Required task: Every entry that follows needs to be repeated exactly.

Records supplied:
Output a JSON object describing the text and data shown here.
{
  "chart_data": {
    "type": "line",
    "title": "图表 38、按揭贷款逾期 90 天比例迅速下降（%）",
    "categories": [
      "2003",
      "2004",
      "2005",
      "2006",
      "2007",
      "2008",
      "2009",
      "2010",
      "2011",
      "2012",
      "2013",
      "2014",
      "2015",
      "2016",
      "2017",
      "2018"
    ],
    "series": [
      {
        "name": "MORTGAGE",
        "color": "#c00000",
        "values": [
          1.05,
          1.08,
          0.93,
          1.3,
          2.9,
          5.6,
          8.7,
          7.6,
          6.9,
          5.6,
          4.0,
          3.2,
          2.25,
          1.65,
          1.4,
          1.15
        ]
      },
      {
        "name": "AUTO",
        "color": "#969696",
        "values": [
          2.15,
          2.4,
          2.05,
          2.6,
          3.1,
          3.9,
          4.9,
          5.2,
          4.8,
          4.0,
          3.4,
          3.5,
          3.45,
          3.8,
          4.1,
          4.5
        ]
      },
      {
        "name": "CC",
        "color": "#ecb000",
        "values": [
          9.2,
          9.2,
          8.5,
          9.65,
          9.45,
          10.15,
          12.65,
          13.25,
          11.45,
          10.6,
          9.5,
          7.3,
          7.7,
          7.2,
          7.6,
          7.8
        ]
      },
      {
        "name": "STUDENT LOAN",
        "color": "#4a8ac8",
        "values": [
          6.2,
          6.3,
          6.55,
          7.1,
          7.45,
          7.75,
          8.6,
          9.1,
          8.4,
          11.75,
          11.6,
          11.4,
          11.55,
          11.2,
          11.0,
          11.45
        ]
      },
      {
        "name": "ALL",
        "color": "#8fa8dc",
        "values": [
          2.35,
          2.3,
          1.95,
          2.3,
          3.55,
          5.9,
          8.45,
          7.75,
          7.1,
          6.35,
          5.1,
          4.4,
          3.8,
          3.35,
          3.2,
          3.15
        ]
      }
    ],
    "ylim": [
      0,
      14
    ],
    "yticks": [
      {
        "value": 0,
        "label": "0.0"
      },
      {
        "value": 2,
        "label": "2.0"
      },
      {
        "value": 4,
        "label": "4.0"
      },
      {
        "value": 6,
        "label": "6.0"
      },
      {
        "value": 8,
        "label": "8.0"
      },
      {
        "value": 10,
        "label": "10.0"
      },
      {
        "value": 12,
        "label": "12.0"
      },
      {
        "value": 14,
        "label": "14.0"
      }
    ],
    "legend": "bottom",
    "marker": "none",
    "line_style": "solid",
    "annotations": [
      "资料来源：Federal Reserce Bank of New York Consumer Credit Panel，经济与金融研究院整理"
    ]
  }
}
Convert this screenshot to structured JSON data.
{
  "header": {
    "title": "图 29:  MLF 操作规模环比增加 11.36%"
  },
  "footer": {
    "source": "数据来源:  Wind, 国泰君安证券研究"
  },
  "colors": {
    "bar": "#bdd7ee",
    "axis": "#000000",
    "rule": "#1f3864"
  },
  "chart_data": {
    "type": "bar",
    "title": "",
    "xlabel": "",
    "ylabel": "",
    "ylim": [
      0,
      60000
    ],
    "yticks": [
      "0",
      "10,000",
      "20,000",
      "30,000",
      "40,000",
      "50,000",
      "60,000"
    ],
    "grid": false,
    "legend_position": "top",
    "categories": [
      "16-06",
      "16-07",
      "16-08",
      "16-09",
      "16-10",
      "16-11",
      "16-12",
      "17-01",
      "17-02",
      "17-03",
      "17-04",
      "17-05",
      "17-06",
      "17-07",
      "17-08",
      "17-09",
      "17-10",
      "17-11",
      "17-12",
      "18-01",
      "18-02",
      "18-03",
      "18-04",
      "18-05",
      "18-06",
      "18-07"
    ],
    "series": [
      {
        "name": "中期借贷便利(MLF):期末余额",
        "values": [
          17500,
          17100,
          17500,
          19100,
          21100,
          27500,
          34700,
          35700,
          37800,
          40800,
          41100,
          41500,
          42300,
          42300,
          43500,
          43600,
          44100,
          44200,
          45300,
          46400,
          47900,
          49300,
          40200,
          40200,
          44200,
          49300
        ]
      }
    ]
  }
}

Solved exercise:
Output a JSON object describing the text and data shown here.
{
  "chart_data": {
    "type": "line",
    "title": "图表 38、按揭贷款逾期 90 天比例迅速下降（%）",
    "categories": [
      "2003",
      "2004",
      "2005",
      "2006",
      "2007",
      "2008",
      "2009",
      "2010",
      "2011",
      "2012",
      "2013",
      "2014",
      "2015",
      "2016",
      "2017",
      "2018"
    ],
    "series": [
      {
        "name": "MORTGAGE",
        "color": "#c00000",
        "values": [
          1.05,
          1.08,
          0.93,
          1.3,
          2.9,
          5.6,
          8.7,
          7.6,
          6.9,
          5.6,
          4.0,
          3.2,
          2.25,
          1.65,
          1.4,
          1.15
        ]
      },
      {
        "name": "AUTO",
        "color": "#969696",
        "values": [
          2.15,
          2.4,
          2.05,
          2.6,
          3.1,
          3.9,
          4.9,
          5.2,
          4.8,
          4.0,
          3.4,
          3.5,
          3.45,
          3.8,
          4.1,
          4.5
        ]
      },
      {
        "name": "CC",
        "color": "#ecb000",
        "values": [
          9.2,
          9.2,
          8.5,
          9.65,
          9.45,
          10.15,
          12.65,
          13.25,
          11.45,
          10.6,
          9.5,
          7.3,
          7.7,
          7.2,
          7.6,
          7.8
        ]
      },
      {
        "name": "STUDENT LOAN",
        "color": "#4a8ac8",
        "values": [
          6.2,
          6.3,
          6.55,
          7.1,
          7.45,
          7.75,
          8.6,
          9.1,
          8.4,
          11.75,
          11.6,
          11.4,
          11.55,
          11.2,
          11.0,
          11.45
        ]
      },
      {
        "name": "ALL",
        "color": "#8fa8dc",
        "values": [
          2.35,
          2.3,
          1.95,
          2.3,
          3.55,
          5.9,
          8.45,
          7.75,
          7.1,
          6.35,
          5.1,
          4.4,
          3.8,
          3.35,
          3.2,
          3.15
        ]
      }
    ],
    "ylim": [
      0,
      14
    ],
    "yticks": [
      {
        "value": 0,
        "label": "0.0"
      },
      {
        "value": 2,
        "label": "2.0"
      },
      {
        "value": 4,
        "label": "4.0"
      },
      {
        "value": 6,
        "label": "6.0"
      },
      {
        "value": 8,
        "label": "8.0"
      },
      {
        "value": 10,
        "label": "10.0"
      },
      {
        "value": 12,
        "label": "12.0"
      },
      {
        "value": 14,
        "label": "14.0"
      }
    ],
    "legend": "bottom",
    "marker": "none",
    "line_style": "solid",
    "annotations": [
      "资料来源：Federal Reserce Bank of New York Consumer Credit Panel，经济与金融研究院整理"
    ]
  }
}
Convert this screenshot to structured JSON data.
{
  "header": {
    "title": "图 29:  MLF 操作规模环比增加 11.36%"
  },
  "footer": {
    "source": "数据来源:  Wind, 国泰君安证券研究"
  },
  "colors": {
    "bar": "#bdd7ee",
    "axis": "#000000",
    "rule": "#1f3864"
  },
  "chart_data": {
    "type": "bar",
    "title": "",
    "xlabel": "",
    "ylabel": "",
    "ylim": [
      0,
      60000
    ],
    "yticks": [
      "0",
      "10,000",
      "20,000",
      "30,000",
      "40,000",
      "50,000",
      "60,000"
    ],
    "grid": false,
    "legend_position": "top",
    "categories": [
      "16-06",
      "16-07",
      "16-08",
      "16-09",
      "16-10",
      "16-11",
      "16-12",
      "17-01",
      "17-02",
      "17-03",
      "17-04",
      "17-05",
      "17-06",
      "17-07",
      "17-08",
      "17-09",
      "17-10",
      "17-11",
      "17-12",
      "18-01",
      "18-02",
      "18-03",
      "18-04",
      "18-05",
      "18-06",
      "18-07"
    ],
    "series": [
      {
        "name": "中期借贷便利(MLF):期末余额",
        "values": [
          17500,
          17100,
          17500,
          19100,
          21100,
          27500,
          34700,
          35700,
          37800,
          40800,
          41100,
          41500,
          42300,
          42300,
          43500,
          43600,
          44100,
          44200,
          45300,
          46400,
          47900,
          49300,
          40200,
          40200,
          44200,
          49300
        ]
      }
    ]
  }
}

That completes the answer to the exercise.